## GIVEN PROBLEM:
In the listing below, identify each line with the word "Republic" and return those lines.

## EXERCISE MATERIAL:
○ ○ ○ ○ ○ ○ ○

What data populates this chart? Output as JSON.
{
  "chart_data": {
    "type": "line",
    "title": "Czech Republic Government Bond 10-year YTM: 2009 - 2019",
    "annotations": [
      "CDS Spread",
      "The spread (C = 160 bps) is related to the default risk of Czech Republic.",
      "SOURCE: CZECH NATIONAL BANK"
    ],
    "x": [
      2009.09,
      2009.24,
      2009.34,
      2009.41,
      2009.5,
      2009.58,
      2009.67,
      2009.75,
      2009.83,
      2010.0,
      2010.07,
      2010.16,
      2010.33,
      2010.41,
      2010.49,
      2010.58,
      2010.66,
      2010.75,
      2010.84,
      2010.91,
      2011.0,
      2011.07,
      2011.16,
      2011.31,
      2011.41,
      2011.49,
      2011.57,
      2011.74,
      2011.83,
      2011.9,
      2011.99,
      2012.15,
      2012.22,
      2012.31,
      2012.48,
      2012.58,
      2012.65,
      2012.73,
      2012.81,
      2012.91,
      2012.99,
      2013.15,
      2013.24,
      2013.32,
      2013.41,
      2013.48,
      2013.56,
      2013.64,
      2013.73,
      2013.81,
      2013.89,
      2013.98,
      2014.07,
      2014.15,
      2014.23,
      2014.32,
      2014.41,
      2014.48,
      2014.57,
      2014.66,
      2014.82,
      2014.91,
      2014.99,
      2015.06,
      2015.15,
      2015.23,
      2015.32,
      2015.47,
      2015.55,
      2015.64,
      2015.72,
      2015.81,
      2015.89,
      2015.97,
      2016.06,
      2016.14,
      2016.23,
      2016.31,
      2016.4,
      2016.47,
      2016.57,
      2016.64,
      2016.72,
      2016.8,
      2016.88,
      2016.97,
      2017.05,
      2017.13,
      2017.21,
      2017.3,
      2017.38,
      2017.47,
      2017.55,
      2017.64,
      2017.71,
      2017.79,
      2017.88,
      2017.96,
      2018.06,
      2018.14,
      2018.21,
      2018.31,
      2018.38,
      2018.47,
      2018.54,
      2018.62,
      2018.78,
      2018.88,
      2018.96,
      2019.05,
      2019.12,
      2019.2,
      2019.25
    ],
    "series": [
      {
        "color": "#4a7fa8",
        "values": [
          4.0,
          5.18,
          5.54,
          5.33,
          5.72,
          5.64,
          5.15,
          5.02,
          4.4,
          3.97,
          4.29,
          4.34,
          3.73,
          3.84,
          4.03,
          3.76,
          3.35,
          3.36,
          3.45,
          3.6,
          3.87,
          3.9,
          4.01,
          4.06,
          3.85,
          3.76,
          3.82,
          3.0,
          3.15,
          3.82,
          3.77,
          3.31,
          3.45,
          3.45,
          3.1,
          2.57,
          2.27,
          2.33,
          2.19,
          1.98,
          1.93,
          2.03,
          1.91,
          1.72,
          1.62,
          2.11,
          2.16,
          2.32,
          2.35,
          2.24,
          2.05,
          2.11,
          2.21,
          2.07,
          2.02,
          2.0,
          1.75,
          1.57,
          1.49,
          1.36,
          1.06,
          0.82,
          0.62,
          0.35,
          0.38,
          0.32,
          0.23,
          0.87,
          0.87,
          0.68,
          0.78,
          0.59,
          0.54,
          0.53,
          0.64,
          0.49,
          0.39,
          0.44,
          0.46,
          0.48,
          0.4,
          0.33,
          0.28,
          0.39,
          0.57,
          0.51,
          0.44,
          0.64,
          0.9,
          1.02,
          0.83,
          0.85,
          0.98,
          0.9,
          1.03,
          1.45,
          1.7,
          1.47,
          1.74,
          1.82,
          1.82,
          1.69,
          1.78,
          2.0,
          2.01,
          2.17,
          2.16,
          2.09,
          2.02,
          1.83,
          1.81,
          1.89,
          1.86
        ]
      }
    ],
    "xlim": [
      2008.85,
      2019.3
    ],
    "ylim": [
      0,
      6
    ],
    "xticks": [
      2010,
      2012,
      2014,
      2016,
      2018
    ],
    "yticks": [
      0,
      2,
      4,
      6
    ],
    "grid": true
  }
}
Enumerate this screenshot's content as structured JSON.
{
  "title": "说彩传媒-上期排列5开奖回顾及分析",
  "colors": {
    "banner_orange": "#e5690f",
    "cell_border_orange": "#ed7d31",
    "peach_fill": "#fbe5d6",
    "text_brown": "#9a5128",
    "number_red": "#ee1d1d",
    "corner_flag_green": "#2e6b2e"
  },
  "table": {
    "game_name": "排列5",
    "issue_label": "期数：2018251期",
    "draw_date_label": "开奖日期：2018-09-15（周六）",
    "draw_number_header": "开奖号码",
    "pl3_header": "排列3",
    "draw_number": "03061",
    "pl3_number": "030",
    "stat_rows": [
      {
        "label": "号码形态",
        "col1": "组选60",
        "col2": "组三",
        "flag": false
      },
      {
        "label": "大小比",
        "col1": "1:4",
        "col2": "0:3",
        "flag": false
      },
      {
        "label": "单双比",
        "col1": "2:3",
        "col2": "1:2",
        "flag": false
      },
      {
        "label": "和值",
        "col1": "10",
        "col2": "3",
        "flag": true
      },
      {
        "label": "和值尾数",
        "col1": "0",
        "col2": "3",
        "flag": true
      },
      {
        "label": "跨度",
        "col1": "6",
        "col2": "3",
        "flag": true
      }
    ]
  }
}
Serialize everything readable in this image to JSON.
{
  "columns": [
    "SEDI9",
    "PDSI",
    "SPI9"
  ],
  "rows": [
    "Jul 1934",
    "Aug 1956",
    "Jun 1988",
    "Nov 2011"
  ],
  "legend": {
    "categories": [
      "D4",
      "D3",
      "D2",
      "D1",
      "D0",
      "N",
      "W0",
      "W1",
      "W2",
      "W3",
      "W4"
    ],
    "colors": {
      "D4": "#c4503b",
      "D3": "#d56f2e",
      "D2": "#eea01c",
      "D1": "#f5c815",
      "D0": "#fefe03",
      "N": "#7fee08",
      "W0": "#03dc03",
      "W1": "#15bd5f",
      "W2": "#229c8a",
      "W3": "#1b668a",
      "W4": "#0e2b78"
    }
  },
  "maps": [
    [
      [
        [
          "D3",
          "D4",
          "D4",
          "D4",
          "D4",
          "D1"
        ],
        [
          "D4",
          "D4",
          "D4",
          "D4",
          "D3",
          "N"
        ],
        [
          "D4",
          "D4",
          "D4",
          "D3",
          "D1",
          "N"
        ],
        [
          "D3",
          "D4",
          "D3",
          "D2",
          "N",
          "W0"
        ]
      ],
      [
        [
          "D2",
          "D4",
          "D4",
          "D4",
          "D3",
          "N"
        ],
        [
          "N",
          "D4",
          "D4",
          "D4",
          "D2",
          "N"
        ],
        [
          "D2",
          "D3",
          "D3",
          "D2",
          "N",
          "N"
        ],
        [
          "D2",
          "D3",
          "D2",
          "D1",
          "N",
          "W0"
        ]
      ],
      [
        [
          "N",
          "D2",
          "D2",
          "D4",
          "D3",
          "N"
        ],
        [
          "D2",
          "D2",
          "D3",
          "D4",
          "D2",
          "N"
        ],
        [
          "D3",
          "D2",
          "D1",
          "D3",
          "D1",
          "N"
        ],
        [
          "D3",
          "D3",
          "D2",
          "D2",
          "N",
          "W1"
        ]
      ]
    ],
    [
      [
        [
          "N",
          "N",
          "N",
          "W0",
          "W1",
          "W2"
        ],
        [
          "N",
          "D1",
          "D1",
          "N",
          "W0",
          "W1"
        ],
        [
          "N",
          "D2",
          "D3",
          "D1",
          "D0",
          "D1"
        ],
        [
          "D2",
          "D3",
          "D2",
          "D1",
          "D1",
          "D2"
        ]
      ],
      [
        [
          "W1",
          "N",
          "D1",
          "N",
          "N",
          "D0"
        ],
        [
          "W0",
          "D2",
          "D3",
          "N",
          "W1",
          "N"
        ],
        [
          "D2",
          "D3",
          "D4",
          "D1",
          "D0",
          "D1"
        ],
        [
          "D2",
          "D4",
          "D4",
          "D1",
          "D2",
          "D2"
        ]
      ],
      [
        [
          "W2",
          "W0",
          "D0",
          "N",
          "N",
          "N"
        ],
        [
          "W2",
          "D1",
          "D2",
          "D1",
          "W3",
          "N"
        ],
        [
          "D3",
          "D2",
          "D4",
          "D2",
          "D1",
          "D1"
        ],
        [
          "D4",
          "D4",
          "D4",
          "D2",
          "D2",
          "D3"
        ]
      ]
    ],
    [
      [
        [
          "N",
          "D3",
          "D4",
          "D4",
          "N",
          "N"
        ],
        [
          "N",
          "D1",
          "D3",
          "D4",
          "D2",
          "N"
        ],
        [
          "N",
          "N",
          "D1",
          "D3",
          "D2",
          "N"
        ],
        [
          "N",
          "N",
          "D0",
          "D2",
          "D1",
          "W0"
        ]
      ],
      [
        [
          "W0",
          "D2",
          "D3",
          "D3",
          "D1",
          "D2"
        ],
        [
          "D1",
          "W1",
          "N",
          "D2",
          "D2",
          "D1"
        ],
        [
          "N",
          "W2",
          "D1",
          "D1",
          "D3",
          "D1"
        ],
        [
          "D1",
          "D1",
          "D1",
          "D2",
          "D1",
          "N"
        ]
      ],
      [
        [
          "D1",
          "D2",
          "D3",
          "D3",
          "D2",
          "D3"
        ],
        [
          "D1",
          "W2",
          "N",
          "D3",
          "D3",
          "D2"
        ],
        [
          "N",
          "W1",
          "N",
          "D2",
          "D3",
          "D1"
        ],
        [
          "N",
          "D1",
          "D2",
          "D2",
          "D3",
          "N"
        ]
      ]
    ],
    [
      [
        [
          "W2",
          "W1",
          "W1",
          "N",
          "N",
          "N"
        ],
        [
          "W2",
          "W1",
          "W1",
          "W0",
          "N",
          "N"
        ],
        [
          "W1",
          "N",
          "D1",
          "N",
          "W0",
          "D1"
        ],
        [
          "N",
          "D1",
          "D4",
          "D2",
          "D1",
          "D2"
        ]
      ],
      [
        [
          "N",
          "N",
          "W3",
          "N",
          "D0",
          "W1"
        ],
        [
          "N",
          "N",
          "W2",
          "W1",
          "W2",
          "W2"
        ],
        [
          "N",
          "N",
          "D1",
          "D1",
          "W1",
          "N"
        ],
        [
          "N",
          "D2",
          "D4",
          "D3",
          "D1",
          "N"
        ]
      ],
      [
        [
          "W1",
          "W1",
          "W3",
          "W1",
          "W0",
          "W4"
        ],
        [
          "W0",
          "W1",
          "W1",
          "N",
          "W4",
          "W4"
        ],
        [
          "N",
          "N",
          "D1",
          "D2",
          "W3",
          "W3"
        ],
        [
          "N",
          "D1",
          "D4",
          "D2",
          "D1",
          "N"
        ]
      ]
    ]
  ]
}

○ ○ ○ ○ ○ ○ ○

## THE SOLUTION:
    "title": "Czech Republic Government Bond 10-year YTM: 2009 - 2019",
      "The spread (C = 160 bps) is related to the default risk of Czech Republic.",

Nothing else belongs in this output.